- Goal: Reproduce the data below in full and exclude every picture.

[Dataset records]
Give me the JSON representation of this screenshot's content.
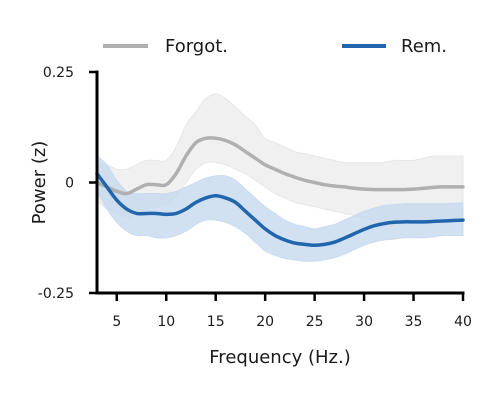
{
  "chart_data": {
    "type": "line",
    "xlabel": "Frequency (Hz.)",
    "ylabel": "Power (z)",
    "xlim": [
      3,
      40
    ],
    "ylim": [
      -0.25,
      0.25
    ],
    "x_ticks": [
      5,
      10,
      15,
      20,
      25,
      30,
      35,
      40
    ],
    "x_tick_labels": [
      "5",
      "10",
      "15",
      "20",
      "25",
      "30",
      "35",
      "40"
    ],
    "y_ticks": [
      -0.25,
      0,
      0.25
    ],
    "y_tick_labels": [
      "-0.25",
      "0",
      "0.25"
    ],
    "grid": false,
    "legend_position": "top",
    "series": [
      {
        "name": "Forgot.",
        "color": "#b0b0b0",
        "band_color": "#e4e4e4",
        "x": [
          3,
          4,
          5,
          6,
          7,
          8,
          9,
          10,
          11,
          12,
          13,
          14,
          15,
          16,
          17,
          18,
          19,
          20,
          21,
          22,
          23,
          24,
          25,
          26,
          27,
          28,
          29,
          30,
          31,
          32,
          33,
          34,
          35,
          36,
          37,
          38,
          39,
          40
        ],
        "values": [
          0.0,
          -0.01,
          -0.02,
          -0.025,
          -0.015,
          -0.005,
          -0.005,
          -0.005,
          0.02,
          0.06,
          0.09,
          0.1,
          0.1,
          0.095,
          0.085,
          0.07,
          0.055,
          0.04,
          0.03,
          0.02,
          0.012,
          0.005,
          0.0,
          -0.005,
          -0.008,
          -0.01,
          -0.013,
          -0.015,
          -0.016,
          -0.016,
          -0.016,
          -0.016,
          -0.015,
          -0.013,
          -0.011,
          -0.01,
          -0.01,
          -0.01
        ],
        "lower": [
          -0.04,
          -0.06,
          -0.07,
          -0.08,
          -0.07,
          -0.06,
          -0.055,
          -0.05,
          -0.03,
          0.0,
          0.03,
          0.045,
          0.045,
          0.04,
          0.03,
          0.02,
          0.005,
          -0.01,
          -0.025,
          -0.035,
          -0.045,
          -0.05,
          -0.055,
          -0.06,
          -0.065,
          -0.07,
          -0.075,
          -0.08,
          -0.085,
          -0.085,
          -0.085,
          -0.085,
          -0.085,
          -0.085,
          -0.08,
          -0.08,
          -0.08,
          -0.08
        ],
        "upper": [
          0.04,
          0.04,
          0.03,
          0.03,
          0.04,
          0.05,
          0.05,
          0.05,
          0.08,
          0.13,
          0.16,
          0.19,
          0.2,
          0.19,
          0.17,
          0.15,
          0.13,
          0.1,
          0.09,
          0.08,
          0.07,
          0.065,
          0.06,
          0.055,
          0.05,
          0.045,
          0.045,
          0.045,
          0.045,
          0.045,
          0.05,
          0.05,
          0.05,
          0.055,
          0.06,
          0.06,
          0.06,
          0.06
        ]
      },
      {
        "name": "Rem.",
        "color": "#2166ac",
        "band_color": "#c6d9ef",
        "x": [
          3,
          4,
          5,
          6,
          7,
          8,
          9,
          10,
          11,
          12,
          13,
          14,
          15,
          16,
          17,
          18,
          19,
          20,
          21,
          22,
          23,
          24,
          25,
          26,
          27,
          28,
          29,
          30,
          31,
          32,
          33,
          34,
          35,
          36,
          37,
          38,
          39,
          40
        ],
        "values": [
          0.02,
          -0.01,
          -0.04,
          -0.06,
          -0.07,
          -0.07,
          -0.07,
          -0.072,
          -0.07,
          -0.06,
          -0.045,
          -0.035,
          -0.03,
          -0.035,
          -0.045,
          -0.065,
          -0.085,
          -0.105,
          -0.12,
          -0.13,
          -0.137,
          -0.14,
          -0.142,
          -0.14,
          -0.135,
          -0.126,
          -0.116,
          -0.106,
          -0.098,
          -0.093,
          -0.09,
          -0.089,
          -0.089,
          -0.089,
          -0.088,
          -0.087,
          -0.086,
          -0.085
        ],
        "lower": [
          -0.02,
          -0.06,
          -0.09,
          -0.11,
          -0.12,
          -0.12,
          -0.125,
          -0.125,
          -0.12,
          -0.11,
          -0.095,
          -0.085,
          -0.085,
          -0.09,
          -0.1,
          -0.115,
          -0.135,
          -0.155,
          -0.165,
          -0.172,
          -0.175,
          -0.178,
          -0.178,
          -0.175,
          -0.17,
          -0.162,
          -0.152,
          -0.142,
          -0.135,
          -0.13,
          -0.128,
          -0.125,
          -0.125,
          -0.125,
          -0.123,
          -0.12,
          -0.12,
          -0.12
        ],
        "upper": [
          0.06,
          0.04,
          0.005,
          -0.02,
          -0.025,
          -0.025,
          -0.025,
          -0.025,
          -0.02,
          -0.01,
          0.0,
          0.01,
          0.015,
          0.015,
          0.005,
          -0.015,
          -0.035,
          -0.055,
          -0.07,
          -0.085,
          -0.095,
          -0.1,
          -0.105,
          -0.1,
          -0.095,
          -0.085,
          -0.075,
          -0.065,
          -0.058,
          -0.052,
          -0.05,
          -0.048,
          -0.048,
          -0.048,
          -0.048,
          -0.048,
          -0.047,
          -0.046
        ]
      }
    ]
  }
}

- Answer for the task:
Give me the JSON representation of this screenshot's content.
{
  "chart_data": {
    "type": "line",
    "xlabel": "Frequency (Hz.)",
    "ylabel": "Power (z)",
    "xlim": [
      3,
      40
    ],
    "ylim": [
      -0.25,
      0.25
    ],
    "x_ticks": [
      5,
      10,
      15,
      20,
      25,
      30,
      35,
      40
    ],
    "x_tick_labels": [
      "5",
      "10",
      "15",
      "20",
      "25",
      "30",
      "35",
      "40"
    ],
    "y_ticks": [
      -0.25,
      0,
      0.25
    ],
    "y_tick_labels": [
      "-0.25",
      "0",
      "0.25"
    ],
    "grid": false,
    "legend_position": "top",
    "series": [
      {
        "name": "Forgot.",
        "color": "#b0b0b0",
        "band_color": "#e4e4e4",
        "x": [
          3,
          4,
          5,
          6,
          7,
          8,
          9,
          10,
          11,
          12,
          13,
          14,
          15,
          16,
          17,
          18,
          19,
          20,
          21,
          22,
          23,
          24,
          25,
          26,
          27,
          28,
          29,
          30,
          31,
          32,
          33,
          34,
          35,
          36,
          37,
          38,
          39,
          40
        ],
        "values": [
          0.0,
          -0.01,
          -0.02,
          -0.025,
          -0.015,
          -0.005,
          -0.005,
          -0.005,
          0.02,
          0.06,
          0.09,
          0.1,
          0.1,
          0.095,
          0.085,
          0.07,
          0.055,
          0.04,
          0.03,
          0.02,
          0.012,
          0.005,
          0.0,
          -0.005,
          -0.008,
          -0.01,
          -0.013,
          -0.015,
          -0.016,
          -0.016,
          -0.016,
          -0.016,
          -0.015,
          -0.013,
          -0.011,
          -0.01,
          -0.01,
          -0.01
        ],
        "lower": [
          -0.04,
          -0.06,
          -0.07,
          -0.08,
          -0.07,
          -0.06,
          -0.055,
          -0.05,
          -0.03,
          0.0,
          0.03,
          0.045,
          0.045,
          0.04,
          0.03,
          0.02,
          0.005,
          -0.01,
          -0.025,
          -0.035,
          -0.045,
          -0.05,
          -0.055,
          -0.06,
          -0.065,
          -0.07,
          -0.075,
          -0.08,
          -0.085,
          -0.085,
          -0.085,
          -0.085,
          -0.085,
          -0.085,
          -0.08,
          -0.08,
          -0.08,
          -0.08
        ],
        "upper": [
          0.04,
          0.04,
          0.03,
          0.03,
          0.04,
          0.05,
          0.05,
          0.05,
          0.08,
          0.13,
          0.16,
          0.19,
          0.2,
          0.19,
          0.17,
          0.15,
          0.13,
          0.1,
          0.09,
          0.08,
          0.07,
          0.065,
          0.06,
          0.055,
          0.05,
          0.045,
          0.045,
          0.045,
          0.045,
          0.045,
          0.05,
          0.05,
          0.05,
          0.055,
          0.06,
          0.06,
          0.06,
          0.06
        ]
      },
      {
        "name": "Rem.",
        "color": "#2166ac",
        "band_color": "#c6d9ef",
        "x": [
          3,
          4,
          5,
          6,
          7,
          8,
          9,
          10,
          11,
          12,
          13,
          14,
          15,
          16,
          17,
          18,
          19,
          20,
          21,
          22,
          23,
          24,
          25,
          26,
          27,
          28,
          29,
          30,
          31,
          32,
          33,
          34,
          35,
          36,
          37,
          38,
          39,
          40
        ],
        "values": [
          0.02,
          -0.01,
          -0.04,
          -0.06,
          -0.07,
          -0.07,
          -0.07,
          -0.072,
          -0.07,
          -0.06,
          -0.045,
          -0.035,
          -0.03,
          -0.035,
          -0.045,
          -0.065,
          -0.085,
          -0.105,
          -0.12,
          -0.13,
          -0.137,
          -0.14,
          -0.142,
          -0.14,
          -0.135,
          -0.126,
          -0.116,
          -0.106,
          -0.098,
          -0.093,
          -0.09,
          -0.089,
          -0.089,
          -0.089,
          -0.088,
          -0.087,
          -0.086,
          -0.085
        ],
        "lower": [
          -0.02,
          -0.06,
          -0.09,
          -0.11,
          -0.12,
          -0.12,
          -0.125,
          -0.125,
          -0.12,
          -0.11,
          -0.095,
          -0.085,
          -0.085,
          -0.09,
          -0.1,
          -0.115,
          -0.135,
          -0.155,
          -0.165,
          -0.172,
          -0.175,
          -0.178,
          -0.178,
          -0.175,
          -0.17,
          -0.162,
          -0.152,
          -0.142,
          -0.135,
          -0.13,
          -0.128,
          -0.125,
          -0.125,
          -0.125,
          -0.123,
          -0.12,
          -0.12,
          -0.12
        ],
        "upper": [
          0.06,
          0.04,
          0.005,
          -0.02,
          -0.025,
          -0.025,
          -0.025,
          -0.025,
          -0.02,
          -0.01,
          0.0,
          0.01,
          0.015,
          0.015,
          0.005,
          -0.015,
          -0.035,
          -0.055,
          -0.07,
          -0.085,
          -0.095,
          -0.1,
          -0.105,
          -0.1,
          -0.095,
          -0.085,
          -0.075,
          -0.065,
          -0.058,
          -0.052,
          -0.05,
          -0.048,
          -0.048,
          -0.048,
          -0.048,
          -0.048,
          -0.047,
          -0.046
        ]
      }
    ]
  }
}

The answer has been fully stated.